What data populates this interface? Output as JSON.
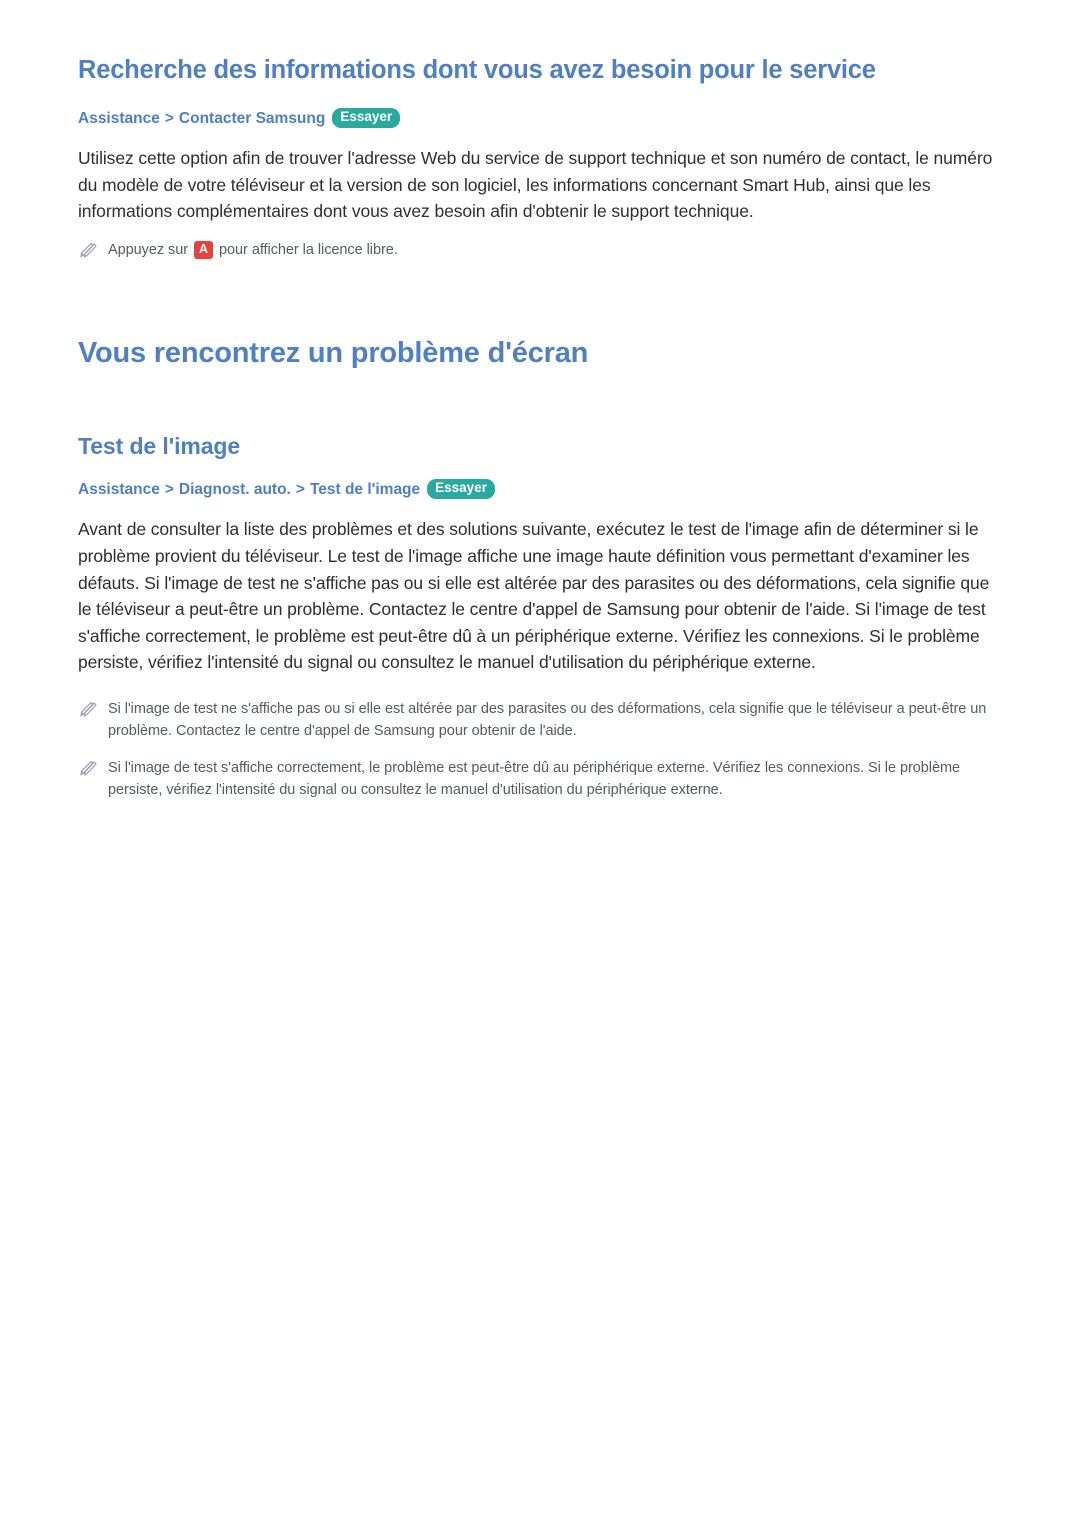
{
  "sections": [
    {
      "title": "Recherche des informations dont vous avez besoin pour le service",
      "breadcrumb": {
        "parts": [
          "Assistance",
          "Contacter Samsung"
        ],
        "badge": "Essayer"
      },
      "paragraph": "Utilisez cette option afin de trouver l'adresse Web du service de support technique et son numéro de contact, le numéro du modèle de votre téléviseur et la version de son logiciel, les informations concernant Smart Hub, ainsi que les informations complémentaires dont vous avez besoin afin d'obtenir le support technique.",
      "note": {
        "prefix": "Appuyez sur",
        "key": "A",
        "suffix": "pour afficher la licence libre."
      }
    },
    {
      "heading": "Vous rencontrez un problème d'écran",
      "subtitle": "Test de l'image",
      "breadcrumb": {
        "parts": [
          "Assistance",
          "Diagnost. auto.",
          "Test de l'image"
        ],
        "badge": "Essayer"
      },
      "paragraph": "Avant de consulter la liste des problèmes et des solutions suivante, exécutez le test de l'image afin de déterminer si le problème provient du téléviseur. Le test de l'image affiche une image haute définition vous permettant d'examiner les défauts. Si l'image de test ne s'affiche pas ou si elle est altérée par des parasites ou des déformations, cela signifie que le téléviseur a peut-être un problème. Contactez le centre d'appel de Samsung pour obtenir de l'aide. Si l'image de test s'affiche correctement, le problème est peut-être dû à un périphérique externe. Vérifiez les connexions. Si le problème persiste, vérifiez l'intensité du signal ou consultez le manuel d'utilisation du périphérique externe.",
      "notes": [
        "Si l'image de test ne s'affiche pas ou si elle est altérée par des parasites ou des déformations, cela signifie que le téléviseur a peut-être un problème. Contactez le centre d'appel de Samsung pour obtenir de l'aide.",
        "Si l'image de test s'affiche correctement, le problème est peut-être dû au périphérique externe. Vérifiez les connexions. Si le problème persiste, vérifiez l'intensité du signal ou consultez le manuel d'utilisation du périphérique externe."
      ]
    }
  ],
  "icons": {
    "note": "pencil-icon"
  },
  "colors": {
    "accent": "#4f7fc4",
    "badge": "#2aaa9e",
    "key": "#e8403a",
    "text": "#2f2f2f",
    "note_text": "#555c63"
  }
}
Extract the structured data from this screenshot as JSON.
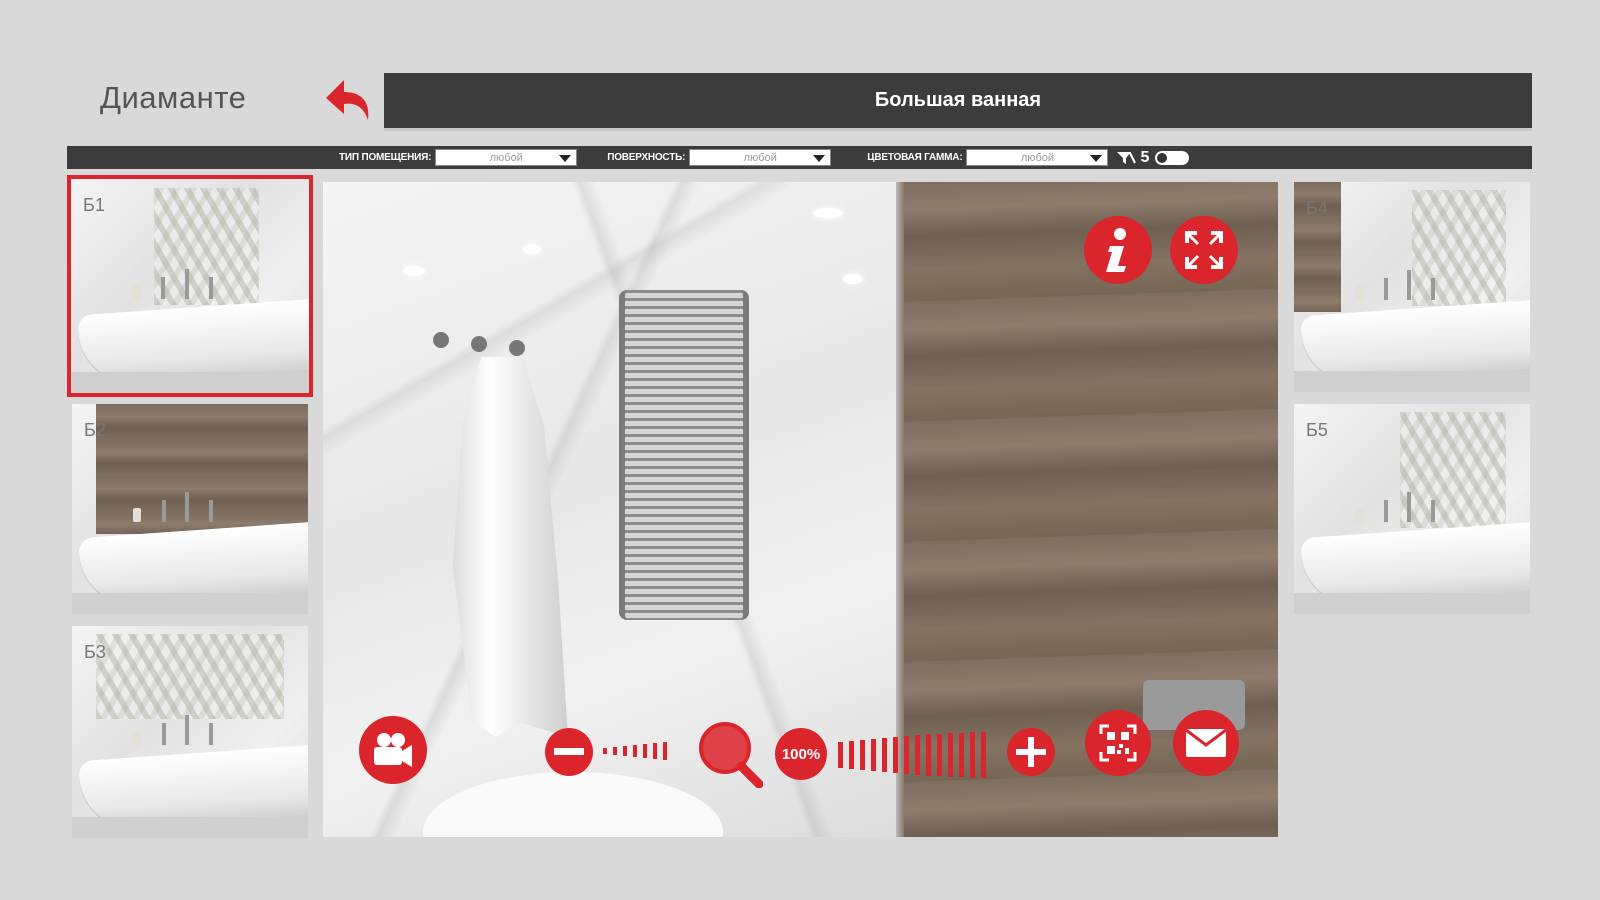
{
  "app": {
    "brand": "Диаманте"
  },
  "header": {
    "title": "Большая ванная"
  },
  "filters": [
    {
      "label": "ТИП ПОМЕЩЕНИЯ:",
      "value": "любой"
    },
    {
      "label": "ПОВЕРХНОСТЬ:",
      "value": "любой"
    },
    {
      "label": "ЦВЕТОВАЯ ГАММА:",
      "value": "любой"
    }
  ],
  "filter_count": "5",
  "thumbnails_left": [
    {
      "label": "Б1",
      "selected": true,
      "wall": "white-deco"
    },
    {
      "label": "Б2",
      "selected": false,
      "wall": "wood"
    },
    {
      "label": "Б3",
      "selected": false,
      "wall": "white-deco"
    }
  ],
  "thumbnails_right": [
    {
      "label": "Б4",
      "wall": "white-deco"
    },
    {
      "label": "Б5",
      "wall": "white-deco"
    }
  ],
  "viewer": {
    "zoom_label": "100%",
    "icons": {
      "info": "info-icon",
      "fullscreen": "fullscreen-icon",
      "video": "video-camera-icon",
      "zoom_out": "minus-icon",
      "zoom": "magnifier-icon",
      "zoom_in": "plus-icon",
      "qr": "qr-code-icon",
      "mail": "mail-icon"
    }
  },
  "colors": {
    "accent": "#d9252b",
    "bar": "#3c3c3c",
    "background": "#d9d9d9"
  }
}
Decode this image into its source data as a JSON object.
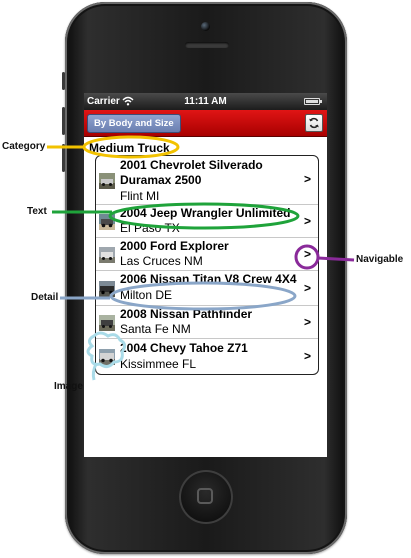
{
  "status_bar": {
    "carrier": "Carrier",
    "time": "11:11 AM",
    "icons": [
      "wifi-icon",
      "battery-icon"
    ]
  },
  "nav": {
    "filter_button": "By Body and Size",
    "refresh_icon": "refresh-icon"
  },
  "category_heading": "Medium Truck",
  "listings": [
    {
      "title": "2001 Chevrolet Silverado Duramax 2500",
      "location": "Flint MI"
    },
    {
      "title": "2004 Jeep Wrangler Unlimited",
      "location": "El Paso TX"
    },
    {
      "title": "2000 Ford Explorer",
      "location": "Las Cruces NM"
    },
    {
      "title": "2006 Nissan Titan V8 Crew 4X4",
      "location": "Milton DE"
    },
    {
      "title": "2008 Nissan Pathfinder",
      "location": "Santa Fe NM"
    },
    {
      "title": "2004 Chevy Tahoe Z71",
      "location": "Kissimmee FL"
    }
  ],
  "chevron_symbol": ">",
  "annotations": {
    "category": "Category",
    "text": "Text",
    "detail": "Detail",
    "image": "Image",
    "navigable": "Navigable"
  },
  "annotation_colors": {
    "category": "#f2c200",
    "text": "#1fa33a",
    "detail": "#8aa6c8",
    "image": "#a9dbe8",
    "navigable": "#8a2a9a"
  },
  "colors": {
    "navbar": "#c80000",
    "filter_button": "#7b8fc0"
  }
}
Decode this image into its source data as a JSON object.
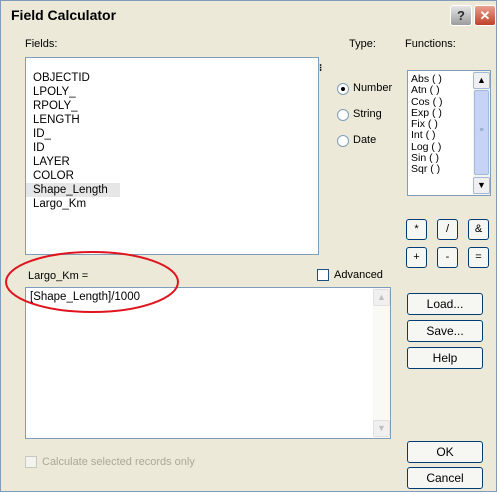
{
  "window": {
    "title": "Field Calculator",
    "help_glyph": "?",
    "close_glyph": "✕"
  },
  "fields": {
    "label": "Fields:",
    "items": [
      "OBJECTID",
      "LPOLY_",
      "RPOLY_",
      "LENGTH",
      "ID_",
      "ID",
      "LAYER",
      "COLOR",
      "Shape_Length",
      "Largo_Km"
    ],
    "selected": "Shape_Length",
    "scroll_glyph": "⁝"
  },
  "type": {
    "label": "Type:",
    "options": [
      "Number",
      "String",
      "Date"
    ],
    "selected": "Number"
  },
  "functions": {
    "label": "Functions:",
    "items": [
      "Abs ( )",
      "Atn ( )",
      "Cos ( )",
      "Exp ( )",
      "Fix ( )",
      "Int ( )",
      "Log ( )",
      "Sin ( )",
      "Sqr ( )"
    ]
  },
  "operators": {
    "row1": [
      "*",
      "/",
      "&"
    ],
    "row2": [
      "+",
      "-",
      "="
    ]
  },
  "expression": {
    "label": "Largo_Km =",
    "value": "[Shape_Length]/1000"
  },
  "advanced": {
    "label": "Advanced",
    "checked": false
  },
  "buttons": {
    "load": "Load...",
    "save": "Save...",
    "help": "Help",
    "ok": "OK",
    "cancel": "Cancel"
  },
  "selected_only": {
    "label": "Calculate selected records only",
    "enabled": false
  },
  "annotation": {
    "color": "#e0141e"
  }
}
^^^^^^^^
What you will do
Transcribe the full listing above exactly, with the images removed.

Full output
What data populates this interface? Output as JSON.
{
  "sections": [
    {
      "title": "Recherche des informations dont vous avez besoin pour le service",
      "breadcrumb": {
        "parts": [
          "Assistance",
          "Contacter Samsung"
        ],
        "badge": "Essayer"
      },
      "paragraph": "Utilisez cette option afin de trouver l'adresse Web du service de support technique et son numéro de contact, le numéro du modèle de votre téléviseur et la version de son logiciel, les informations concernant Smart Hub, ainsi que les informations complémentaires dont vous avez besoin afin d'obtenir le support technique.",
      "note": {
        "prefix": "Appuyez sur",
        "key": "A",
        "suffix": "pour afficher la licence libre."
      }
    },
    {
      "heading": "Vous rencontrez un problème d'écran",
      "subtitle": "Test de l'image",
      "breadcrumb": {
        "parts": [
          "Assistance",
          "Diagnost. auto.",
          "Test de l'image"
        ],
        "badge": "Essayer"
      },
      "paragraph": "Avant de consulter la liste des problèmes et des solutions suivante, exécutez le test de l'image afin de déterminer si le problème provient du téléviseur. Le test de l'image affiche une image haute définition vous permettant d'examiner les défauts. Si l'image de test ne s'affiche pas ou si elle est altérée par des parasites ou des déformations, cela signifie que le téléviseur a peut-être un problème. Contactez le centre d'appel de Samsung pour obtenir de l'aide. Si l'image de test s'affiche correctement, le problème est peut-être dû à un périphérique externe. Vérifiez les connexions. Si le problème persiste, vérifiez l'intensité du signal ou consultez le manuel d'utilisation du périphérique externe.",
      "notes": [
        "Si l'image de test ne s'affiche pas ou si elle est altérée par des parasites ou des déformations, cela signifie que le téléviseur a peut-être un problème. Contactez le centre d'appel de Samsung pour obtenir de l'aide.",
        "Si l'image de test s'affiche correctement, le problème est peut-être dû au périphérique externe. Vérifiez les connexions. Si le problème persiste, vérifiez l'intensité du signal ou consultez le manuel d'utilisation du périphérique externe."
      ]
    }
  ],
  "icons": {
    "note": "pencil-icon"
  },
  "colors": {
    "accent": "#4f7fc4",
    "badge": "#2aaa9e",
    "key": "#e8403a",
    "text": "#2f2f2f",
    "note_text": "#555c63"
  }
}
Extract the structured data from this screenshot as JSON.
{
  "app": {
    "brand": "Диаманте"
  },
  "header": {
    "title": "Большая ванная"
  },
  "filters": [
    {
      "label": "ТИП ПОМЕЩЕНИЯ:",
      "value": "любой"
    },
    {
      "label": "ПОВЕРХНОСТЬ:",
      "value": "любой"
    },
    {
      "label": "ЦВЕТОВАЯ ГАММА:",
      "value": "любой"
    }
  ],
  "filter_count": "5",
  "thumbnails_left": [
    {
      "label": "Б1",
      "selected": true,
      "wall": "white-deco"
    },
    {
      "label": "Б2",
      "selected": false,
      "wall": "wood"
    },
    {
      "label": "Б3",
      "selected": false,
      "wall": "white-deco"
    }
  ],
  "thumbnails_right": [
    {
      "label": "Б4",
      "wall": "white-deco"
    },
    {
      "label": "Б5",
      "wall": "white-deco"
    }
  ],
  "viewer": {
    "zoom_label": "100%",
    "icons": {
      "info": "info-icon",
      "fullscreen": "fullscreen-icon",
      "video": "video-camera-icon",
      "zoom_out": "minus-icon",
      "zoom": "magnifier-icon",
      "zoom_in": "plus-icon",
      "qr": "qr-code-icon",
      "mail": "mail-icon"
    }
  },
  "colors": {
    "accent": "#d9252b",
    "bar": "#3c3c3c",
    "background": "#d9d9d9"
  }
}
Decode this image into its source data as a JSON object.
{
  "status_bar": {
    "carrier": "Carrier",
    "time": "11:11 AM",
    "icons": [
      "wifi-icon",
      "battery-icon"
    ]
  },
  "nav": {
    "filter_button": "By Body and Size",
    "refresh_icon": "refresh-icon"
  },
  "category_heading": "Medium Truck",
  "listings": [
    {
      "title": "2001 Chevrolet Silverado Duramax 2500",
      "location": "Flint MI"
    },
    {
      "title": "2004 Jeep Wrangler Unlimited",
      "location": "El Paso TX"
    },
    {
      "title": "2000 Ford Explorer",
      "location": "Las Cruces NM"
    },
    {
      "title": "2006 Nissan Titan V8 Crew 4X4",
      "location": "Milton DE"
    },
    {
      "title": "2008 Nissan Pathfinder",
      "location": "Santa Fe NM"
    },
    {
      "title": "2004 Chevy Tahoe Z71",
      "location": "Kissimmee FL"
    }
  ],
  "chevron_symbol": ">",
  "annotations": {
    "category": "Category",
    "text": "Text",
    "detail": "Detail",
    "image": "Image",
    "navigable": "Navigable"
  },
  "annotation_colors": {
    "category": "#f2c200",
    "text": "#1fa33a",
    "detail": "#8aa6c8",
    "image": "#a9dbe8",
    "navigable": "#8a2a9a"
  },
  "colors": {
    "navbar": "#c80000",
    "filter_button": "#7b8fc0"
  }
}
Decode this image into its source data as a JSON object.
{
  "window": {
    "title": "Field Calculator",
    "help_glyph": "?",
    "close_glyph": "✕"
  },
  "fields": {
    "label": "Fields:",
    "items": [
      "OBJECTID",
      "LPOLY_",
      "RPOLY_",
      "LENGTH",
      "ID_",
      "ID",
      "LAYER",
      "COLOR",
      "Shape_Length",
      "Largo_Km"
    ],
    "selected": "Shape_Length",
    "scroll_glyph": "⁝"
  },
  "type": {
    "label": "Type:",
    "options": [
      "Number",
      "String",
      "Date"
    ],
    "selected": "Number"
  },
  "functions": {
    "label": "Functions:",
    "items": [
      "Abs ( )",
      "Atn ( )",
      "Cos ( )",
      "Exp ( )",
      "Fix ( )",
      "Int ( )",
      "Log ( )",
      "Sin ( )",
      "Sqr ( )"
    ]
  },
  "operators": {
    "row1": [
      "*",
      "/",
      "&"
    ],
    "row2": [
      "+",
      "-",
      "="
    ]
  },
  "expression": {
    "label": "Largo_Km =",
    "value": "[Shape_Length]/1000"
  },
  "advanced": {
    "label": "Advanced",
    "checked": false
  },
  "buttons": {
    "load": "Load...",
    "save": "Save...",
    "help": "Help",
    "ok": "OK",
    "cancel": "Cancel"
  },
  "selected_only": {
    "label": "Calculate selected records only",
    "enabled": false
  },
  "annotation": {
    "color": "#e0141e"
  }
}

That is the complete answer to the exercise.